## begin
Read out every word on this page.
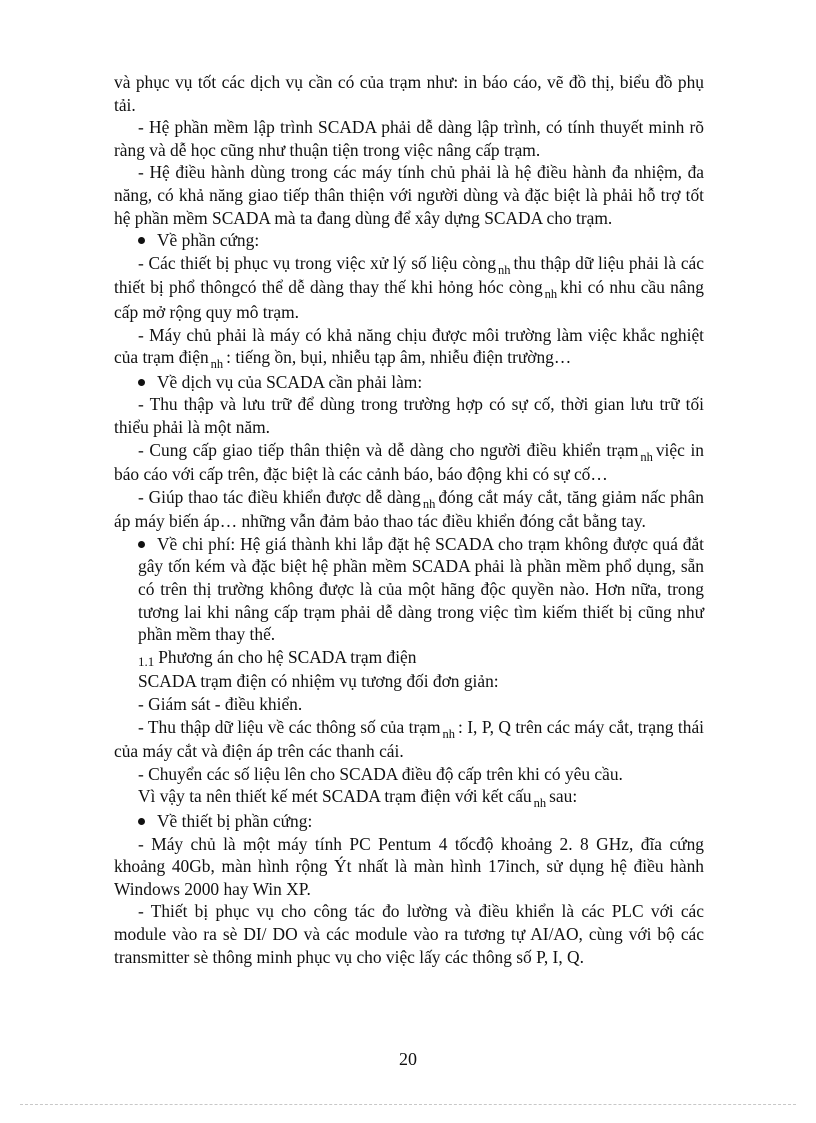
và phục vụ tốt các dịch vụ cần có của trạm như: in báo cáo, vẽ đồ thị, biểu đồ phụ tải.

- Hệ phần mềm lập trình SCADA phải dễ dàng lập trình, có tính thuyết minh rõ ràng và dễ học cũng như thuận tiện trong việc nâng cấp trạm.

- Hệ điều hành dùng trong các máy tính chủ phải là hệ điều hành đa nhiệm, đa năng, có khả năng giao tiếp thân thiện với người dùng và đặc biệt là phải hỗ trợ tốt hệ phần mềm SCADA mà ta đang dùng để xây dựng SCADA cho trạm.

Về phần cứng:

- Các thiết bị phục vụ trong việc xử lý số liệu còng $_{nh}$ thu thập dữ liệu phải là các thiết bị phổ thôngcó thể dễ dàng thay thế khi hỏng hóc còng $_{nh}$ khi có nhu cầu nâng cấp mở rộng quy mô trạm.

- Máy chủ phải là máy có khả năng chịu được môi trường làm việc khắc nghiệt của trạm điện $_{nh}$ : tiếng ồn, bụi, nhiễu tạp âm, nhiễu điện trường…

Về dịch vụ của SCADA cần phải làm:

- Thu thập và lưu trữ để dùng trong trường hợp có sự cố, thời gian lưu trữ tối thiểu phải là một năm.

- Cung cấp giao tiếp thân thiện và dễ dàng cho người điều khiển trạm $_{nh}$ việc in báo cáo với cấp trên, đặc biệt là các cảnh báo, báo động khi có sự cố…

- Giúp thao tác điều khiển được dễ dàng $_{nh}$ đóng cắt máy cắt, tăng giảm nấc phân áp máy biến áp… những vẫn đảm bảo thao tác điều khiển đóng cắt bằng tay.

Về chi phí: Hệ giá thành khi lắp đặt hệ SCADA cho trạm không được quá đắt gây tốn kém và đặc biệt hệ phần mềm SCADA phải là phần mềm phổ dụng, sẵn có trên thị trường không được là của một hãng độc quyền nào. Hơn nữa, trong tương lai khi nâng cấp trạm phải dễ dàng trong việc tìm kiếm thiết bị cũng như phần mềm thay thế.

1.1 Phương án cho hệ SCADA trạm điện

SCADA trạm điện có nhiệm vụ tương đối đơn giản:

- Giám sát - điều khiển.

- Thu thập dữ liệu về các thông số của trạm $_{nh}$ : I, P, Q trên các máy cắt, trạng thái của máy cắt và điện áp trên các thanh cái.

- Chuyển các số liệu lên cho SCADA điều độ cấp trên khi có yêu cầu.

Vì vậy ta nên thiết kế mét SCADA trạm điện với kết cấu $_{nh}$ sau:

Về thiết bị phần cứng:

- Máy chủ là một máy tính PC Pentum 4 tốcđộ khoảng 2. 8 GHz, đĩa cứng khoảng 40Gb, màn hình rộng Ýt nhất là màn hình 17inch, sử dụng hệ điều hành Windows 2000 hay Win XP.

- Thiết bị phục vụ cho công tác đo lường và điều khiển là các PLC với các module vào ra sè DI/ DO và các module vào ra tương tự AI/AO, cùng với bộ các transmitter sè thông minh phục vụ cho việc lấy các thông số P, I, Q.

20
## end
= Task to carry out =
Your task is to list each line of the records with the word "thiện".

= Solution to this problem =
- Hệ điều hành dùng trong các máy tính chủ phải là hệ điều hành đa nhiệm, đa năng, có khả năng giao tiếp thân thiện với người dùng và đặc biệt là phải hỗ trợ tốt hệ phần mềm SCADA mà ta đang dùng để xây dựng SCADA cho trạm.
- Cung cấp giao tiếp thân thiện và dễ dàng cho người điều khiển trạm $_{nh}$ việc in báo cáo với cấp trên, đặc biệt là các cảnh báo, báo động khi có sự cố…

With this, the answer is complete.